Instructions to follow » Which lines hold the word "bottom"? Copy each of them.

--

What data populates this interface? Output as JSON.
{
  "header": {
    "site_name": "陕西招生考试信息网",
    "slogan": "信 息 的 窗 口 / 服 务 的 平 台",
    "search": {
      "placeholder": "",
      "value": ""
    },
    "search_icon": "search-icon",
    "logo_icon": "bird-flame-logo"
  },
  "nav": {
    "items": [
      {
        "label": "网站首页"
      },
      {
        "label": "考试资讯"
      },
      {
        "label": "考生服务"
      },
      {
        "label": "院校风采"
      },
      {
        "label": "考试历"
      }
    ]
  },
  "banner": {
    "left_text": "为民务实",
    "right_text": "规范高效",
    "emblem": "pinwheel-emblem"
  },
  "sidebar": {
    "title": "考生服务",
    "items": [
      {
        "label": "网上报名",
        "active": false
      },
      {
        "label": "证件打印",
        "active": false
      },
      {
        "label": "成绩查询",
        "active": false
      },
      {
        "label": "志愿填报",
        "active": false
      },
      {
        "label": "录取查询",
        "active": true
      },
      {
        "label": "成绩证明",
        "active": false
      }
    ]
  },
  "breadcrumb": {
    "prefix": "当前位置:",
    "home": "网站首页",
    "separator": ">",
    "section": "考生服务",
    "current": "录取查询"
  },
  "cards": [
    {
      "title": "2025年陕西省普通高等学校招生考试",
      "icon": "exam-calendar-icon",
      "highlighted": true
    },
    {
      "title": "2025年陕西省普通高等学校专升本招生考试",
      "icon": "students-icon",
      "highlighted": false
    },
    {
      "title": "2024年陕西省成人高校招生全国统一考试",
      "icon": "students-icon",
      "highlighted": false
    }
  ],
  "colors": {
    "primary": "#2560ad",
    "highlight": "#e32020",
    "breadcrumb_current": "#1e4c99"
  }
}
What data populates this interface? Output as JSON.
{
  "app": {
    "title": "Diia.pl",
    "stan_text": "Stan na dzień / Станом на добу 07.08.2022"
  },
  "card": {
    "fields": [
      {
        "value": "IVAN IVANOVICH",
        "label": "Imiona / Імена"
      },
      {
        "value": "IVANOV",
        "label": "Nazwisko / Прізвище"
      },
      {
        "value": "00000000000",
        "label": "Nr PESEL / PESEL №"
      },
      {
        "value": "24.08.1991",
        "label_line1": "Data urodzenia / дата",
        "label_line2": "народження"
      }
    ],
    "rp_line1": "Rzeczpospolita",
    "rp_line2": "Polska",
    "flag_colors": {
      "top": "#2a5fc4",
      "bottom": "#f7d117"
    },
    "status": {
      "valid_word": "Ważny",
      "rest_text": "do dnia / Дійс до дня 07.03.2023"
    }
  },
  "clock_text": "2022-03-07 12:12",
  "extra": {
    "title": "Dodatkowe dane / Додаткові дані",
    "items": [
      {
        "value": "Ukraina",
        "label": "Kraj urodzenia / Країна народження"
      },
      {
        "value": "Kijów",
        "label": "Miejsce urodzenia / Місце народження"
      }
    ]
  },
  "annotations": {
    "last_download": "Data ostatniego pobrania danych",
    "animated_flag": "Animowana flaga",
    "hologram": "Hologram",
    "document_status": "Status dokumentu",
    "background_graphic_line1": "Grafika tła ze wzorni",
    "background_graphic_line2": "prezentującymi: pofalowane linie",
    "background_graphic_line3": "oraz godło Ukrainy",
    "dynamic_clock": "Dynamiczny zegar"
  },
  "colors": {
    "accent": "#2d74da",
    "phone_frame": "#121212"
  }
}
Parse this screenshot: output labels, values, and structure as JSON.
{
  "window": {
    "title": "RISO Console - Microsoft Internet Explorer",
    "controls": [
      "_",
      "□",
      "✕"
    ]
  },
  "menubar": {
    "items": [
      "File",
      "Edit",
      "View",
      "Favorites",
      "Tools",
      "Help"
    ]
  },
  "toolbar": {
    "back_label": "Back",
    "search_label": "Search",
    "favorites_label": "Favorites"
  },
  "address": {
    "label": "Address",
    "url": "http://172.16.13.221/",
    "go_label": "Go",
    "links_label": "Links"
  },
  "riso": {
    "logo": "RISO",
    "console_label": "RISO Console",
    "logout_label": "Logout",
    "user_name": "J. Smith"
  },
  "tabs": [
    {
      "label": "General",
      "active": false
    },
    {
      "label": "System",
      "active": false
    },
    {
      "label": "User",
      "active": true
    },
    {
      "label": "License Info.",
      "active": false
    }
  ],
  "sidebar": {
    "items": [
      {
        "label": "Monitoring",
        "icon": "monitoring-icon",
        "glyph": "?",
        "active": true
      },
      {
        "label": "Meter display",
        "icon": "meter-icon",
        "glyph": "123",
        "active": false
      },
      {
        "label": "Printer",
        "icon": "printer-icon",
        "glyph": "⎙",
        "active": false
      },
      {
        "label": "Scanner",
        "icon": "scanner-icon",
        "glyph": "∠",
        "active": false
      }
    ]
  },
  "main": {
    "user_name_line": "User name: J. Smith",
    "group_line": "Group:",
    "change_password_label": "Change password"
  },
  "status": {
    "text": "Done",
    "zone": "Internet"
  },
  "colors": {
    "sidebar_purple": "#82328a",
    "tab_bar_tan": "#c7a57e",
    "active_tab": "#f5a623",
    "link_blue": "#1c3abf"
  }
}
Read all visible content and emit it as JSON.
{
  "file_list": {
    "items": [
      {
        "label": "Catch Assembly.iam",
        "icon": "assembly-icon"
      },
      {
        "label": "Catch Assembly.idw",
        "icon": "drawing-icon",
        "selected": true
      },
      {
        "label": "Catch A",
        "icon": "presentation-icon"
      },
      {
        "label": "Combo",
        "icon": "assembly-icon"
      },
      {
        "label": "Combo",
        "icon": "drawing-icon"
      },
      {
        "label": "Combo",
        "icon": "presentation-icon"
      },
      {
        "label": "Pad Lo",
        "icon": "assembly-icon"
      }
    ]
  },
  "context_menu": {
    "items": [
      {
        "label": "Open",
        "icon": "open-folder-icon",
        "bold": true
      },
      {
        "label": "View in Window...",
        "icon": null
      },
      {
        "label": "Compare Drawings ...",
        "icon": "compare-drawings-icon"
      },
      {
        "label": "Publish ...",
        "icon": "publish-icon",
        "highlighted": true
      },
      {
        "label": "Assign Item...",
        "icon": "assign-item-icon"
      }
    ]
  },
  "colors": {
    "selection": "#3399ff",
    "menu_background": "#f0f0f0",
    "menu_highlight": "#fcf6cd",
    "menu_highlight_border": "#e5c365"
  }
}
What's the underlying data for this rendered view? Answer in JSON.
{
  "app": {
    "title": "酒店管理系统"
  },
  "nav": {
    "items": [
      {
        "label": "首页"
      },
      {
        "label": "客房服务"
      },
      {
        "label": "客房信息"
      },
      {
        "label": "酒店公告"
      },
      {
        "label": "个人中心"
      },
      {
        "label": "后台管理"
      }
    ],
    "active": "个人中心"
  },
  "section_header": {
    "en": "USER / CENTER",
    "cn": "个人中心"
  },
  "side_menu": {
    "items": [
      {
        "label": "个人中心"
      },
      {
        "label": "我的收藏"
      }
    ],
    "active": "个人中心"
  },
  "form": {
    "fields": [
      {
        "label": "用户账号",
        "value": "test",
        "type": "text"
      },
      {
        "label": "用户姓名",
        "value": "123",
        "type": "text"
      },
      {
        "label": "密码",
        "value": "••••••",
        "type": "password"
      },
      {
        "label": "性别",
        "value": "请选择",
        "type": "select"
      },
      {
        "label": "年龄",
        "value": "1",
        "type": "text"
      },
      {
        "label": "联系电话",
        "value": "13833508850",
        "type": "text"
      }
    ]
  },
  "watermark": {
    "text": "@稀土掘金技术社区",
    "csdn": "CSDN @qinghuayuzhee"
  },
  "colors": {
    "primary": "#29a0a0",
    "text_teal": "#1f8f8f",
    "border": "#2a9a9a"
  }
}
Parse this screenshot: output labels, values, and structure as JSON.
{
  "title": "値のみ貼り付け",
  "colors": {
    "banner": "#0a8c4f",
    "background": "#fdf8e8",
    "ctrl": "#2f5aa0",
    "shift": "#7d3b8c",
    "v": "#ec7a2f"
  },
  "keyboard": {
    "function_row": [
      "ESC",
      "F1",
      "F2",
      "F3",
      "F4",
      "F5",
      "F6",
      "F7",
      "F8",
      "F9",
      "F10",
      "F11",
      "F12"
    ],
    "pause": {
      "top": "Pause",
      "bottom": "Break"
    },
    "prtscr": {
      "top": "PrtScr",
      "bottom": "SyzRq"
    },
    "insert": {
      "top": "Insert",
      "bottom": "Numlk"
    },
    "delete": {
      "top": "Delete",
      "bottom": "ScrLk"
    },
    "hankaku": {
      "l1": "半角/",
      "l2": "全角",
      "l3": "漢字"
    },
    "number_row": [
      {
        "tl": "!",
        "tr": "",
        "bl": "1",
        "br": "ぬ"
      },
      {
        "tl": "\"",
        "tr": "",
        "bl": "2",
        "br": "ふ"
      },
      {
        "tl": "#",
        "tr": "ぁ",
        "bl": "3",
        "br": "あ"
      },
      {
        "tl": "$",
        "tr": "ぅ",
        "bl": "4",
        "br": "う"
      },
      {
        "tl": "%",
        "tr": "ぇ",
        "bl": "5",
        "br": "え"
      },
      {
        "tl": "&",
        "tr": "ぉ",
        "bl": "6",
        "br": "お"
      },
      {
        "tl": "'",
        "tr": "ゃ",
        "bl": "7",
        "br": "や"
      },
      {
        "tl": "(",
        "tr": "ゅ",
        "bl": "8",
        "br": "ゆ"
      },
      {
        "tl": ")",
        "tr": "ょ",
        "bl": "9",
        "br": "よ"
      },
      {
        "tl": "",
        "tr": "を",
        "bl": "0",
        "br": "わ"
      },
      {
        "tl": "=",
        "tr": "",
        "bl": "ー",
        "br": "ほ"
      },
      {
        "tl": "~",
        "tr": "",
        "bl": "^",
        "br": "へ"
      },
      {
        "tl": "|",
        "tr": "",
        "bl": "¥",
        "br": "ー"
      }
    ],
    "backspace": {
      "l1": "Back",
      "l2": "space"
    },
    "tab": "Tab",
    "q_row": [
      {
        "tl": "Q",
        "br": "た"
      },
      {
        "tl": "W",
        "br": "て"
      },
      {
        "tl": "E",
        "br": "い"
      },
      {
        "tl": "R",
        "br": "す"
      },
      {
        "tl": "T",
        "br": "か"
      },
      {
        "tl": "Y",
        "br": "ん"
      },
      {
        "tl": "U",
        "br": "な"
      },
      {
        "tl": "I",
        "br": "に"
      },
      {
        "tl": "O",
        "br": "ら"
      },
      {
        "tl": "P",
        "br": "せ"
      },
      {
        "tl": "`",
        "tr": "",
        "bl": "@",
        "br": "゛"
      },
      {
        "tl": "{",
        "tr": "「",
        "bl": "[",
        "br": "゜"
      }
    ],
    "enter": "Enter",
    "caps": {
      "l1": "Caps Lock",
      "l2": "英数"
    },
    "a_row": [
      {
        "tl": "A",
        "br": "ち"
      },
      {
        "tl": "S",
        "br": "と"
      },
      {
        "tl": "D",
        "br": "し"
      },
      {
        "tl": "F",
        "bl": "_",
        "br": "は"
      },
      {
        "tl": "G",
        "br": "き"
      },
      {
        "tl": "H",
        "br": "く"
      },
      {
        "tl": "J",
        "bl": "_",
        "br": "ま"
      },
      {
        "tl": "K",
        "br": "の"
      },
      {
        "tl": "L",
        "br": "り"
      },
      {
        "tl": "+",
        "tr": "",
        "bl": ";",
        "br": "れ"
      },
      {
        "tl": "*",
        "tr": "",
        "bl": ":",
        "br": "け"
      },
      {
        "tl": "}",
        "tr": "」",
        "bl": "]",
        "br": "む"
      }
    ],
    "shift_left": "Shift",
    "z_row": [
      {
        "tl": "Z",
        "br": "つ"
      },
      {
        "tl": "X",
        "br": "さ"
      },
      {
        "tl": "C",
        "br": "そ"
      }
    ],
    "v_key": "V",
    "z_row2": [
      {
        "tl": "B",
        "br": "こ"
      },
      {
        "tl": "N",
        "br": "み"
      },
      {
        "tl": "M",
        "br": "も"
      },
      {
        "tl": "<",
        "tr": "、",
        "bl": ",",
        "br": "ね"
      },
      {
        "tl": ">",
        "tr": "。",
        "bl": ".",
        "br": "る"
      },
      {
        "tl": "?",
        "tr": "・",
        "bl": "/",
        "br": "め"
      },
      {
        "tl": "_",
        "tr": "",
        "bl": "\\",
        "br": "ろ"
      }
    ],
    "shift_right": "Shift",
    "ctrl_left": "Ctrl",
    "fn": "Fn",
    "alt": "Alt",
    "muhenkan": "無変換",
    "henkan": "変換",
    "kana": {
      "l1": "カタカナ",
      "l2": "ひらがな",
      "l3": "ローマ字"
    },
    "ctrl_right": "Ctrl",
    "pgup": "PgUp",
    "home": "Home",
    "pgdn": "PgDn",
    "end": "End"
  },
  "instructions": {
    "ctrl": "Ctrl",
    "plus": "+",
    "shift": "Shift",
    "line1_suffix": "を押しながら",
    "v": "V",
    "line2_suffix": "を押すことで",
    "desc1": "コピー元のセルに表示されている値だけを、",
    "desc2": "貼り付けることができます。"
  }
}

--

Answer for this exercise »
      "bottom": "#f7d117"
      "bottom": "Break"
      "bottom": "SyzRq"
      "bottom": "Numlk"
      "bottom": "ScrLk"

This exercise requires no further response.